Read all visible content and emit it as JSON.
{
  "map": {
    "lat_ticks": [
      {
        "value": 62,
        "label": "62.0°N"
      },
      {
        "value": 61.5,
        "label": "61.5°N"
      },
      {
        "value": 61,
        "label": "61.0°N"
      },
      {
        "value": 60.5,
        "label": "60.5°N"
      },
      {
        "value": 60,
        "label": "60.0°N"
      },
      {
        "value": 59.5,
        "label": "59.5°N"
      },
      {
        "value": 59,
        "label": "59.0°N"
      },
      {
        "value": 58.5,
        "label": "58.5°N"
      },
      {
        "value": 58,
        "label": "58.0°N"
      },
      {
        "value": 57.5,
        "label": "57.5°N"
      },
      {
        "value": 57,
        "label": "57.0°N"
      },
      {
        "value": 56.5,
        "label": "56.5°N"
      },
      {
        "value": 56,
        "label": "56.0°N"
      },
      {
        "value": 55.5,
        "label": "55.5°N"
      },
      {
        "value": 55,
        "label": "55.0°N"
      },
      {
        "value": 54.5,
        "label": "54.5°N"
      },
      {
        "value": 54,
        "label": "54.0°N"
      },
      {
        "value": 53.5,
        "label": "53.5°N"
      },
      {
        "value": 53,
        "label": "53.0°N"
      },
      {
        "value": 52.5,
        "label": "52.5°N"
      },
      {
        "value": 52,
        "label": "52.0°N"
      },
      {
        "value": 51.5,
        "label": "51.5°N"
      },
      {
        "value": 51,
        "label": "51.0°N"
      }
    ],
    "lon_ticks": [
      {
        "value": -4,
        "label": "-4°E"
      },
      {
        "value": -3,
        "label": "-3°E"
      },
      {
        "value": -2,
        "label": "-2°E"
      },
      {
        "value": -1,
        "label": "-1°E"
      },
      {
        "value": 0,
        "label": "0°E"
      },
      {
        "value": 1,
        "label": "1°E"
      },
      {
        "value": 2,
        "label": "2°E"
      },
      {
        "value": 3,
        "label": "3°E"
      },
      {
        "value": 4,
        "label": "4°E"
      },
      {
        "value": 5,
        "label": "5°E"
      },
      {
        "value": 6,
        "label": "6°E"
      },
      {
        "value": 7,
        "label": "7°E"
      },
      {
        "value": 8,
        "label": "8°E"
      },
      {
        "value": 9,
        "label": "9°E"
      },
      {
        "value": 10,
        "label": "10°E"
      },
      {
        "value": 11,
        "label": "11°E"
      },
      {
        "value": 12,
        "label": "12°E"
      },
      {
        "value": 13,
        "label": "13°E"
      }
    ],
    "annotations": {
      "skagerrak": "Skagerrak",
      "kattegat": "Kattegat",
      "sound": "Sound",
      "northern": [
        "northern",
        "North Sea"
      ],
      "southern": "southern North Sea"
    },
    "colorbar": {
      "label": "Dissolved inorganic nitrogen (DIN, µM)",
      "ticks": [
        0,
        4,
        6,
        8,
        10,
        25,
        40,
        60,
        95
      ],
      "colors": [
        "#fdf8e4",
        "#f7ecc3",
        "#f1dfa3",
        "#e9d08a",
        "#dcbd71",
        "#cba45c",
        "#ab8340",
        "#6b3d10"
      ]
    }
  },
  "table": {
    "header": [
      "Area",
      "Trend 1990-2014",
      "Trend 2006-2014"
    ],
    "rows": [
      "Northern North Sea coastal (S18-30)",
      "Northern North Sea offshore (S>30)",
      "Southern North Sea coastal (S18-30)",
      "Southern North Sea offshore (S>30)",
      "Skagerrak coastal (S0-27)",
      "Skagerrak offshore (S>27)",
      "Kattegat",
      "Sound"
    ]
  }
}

**Exercise description**
Reproduce every line from the entries that holds the word "offshore".

**Solution to this problem**
      "Northern North Sea offshore (S>30)",
      "Southern North Sea offshore (S>30)",
      "Skagerrak offshore (S>27)",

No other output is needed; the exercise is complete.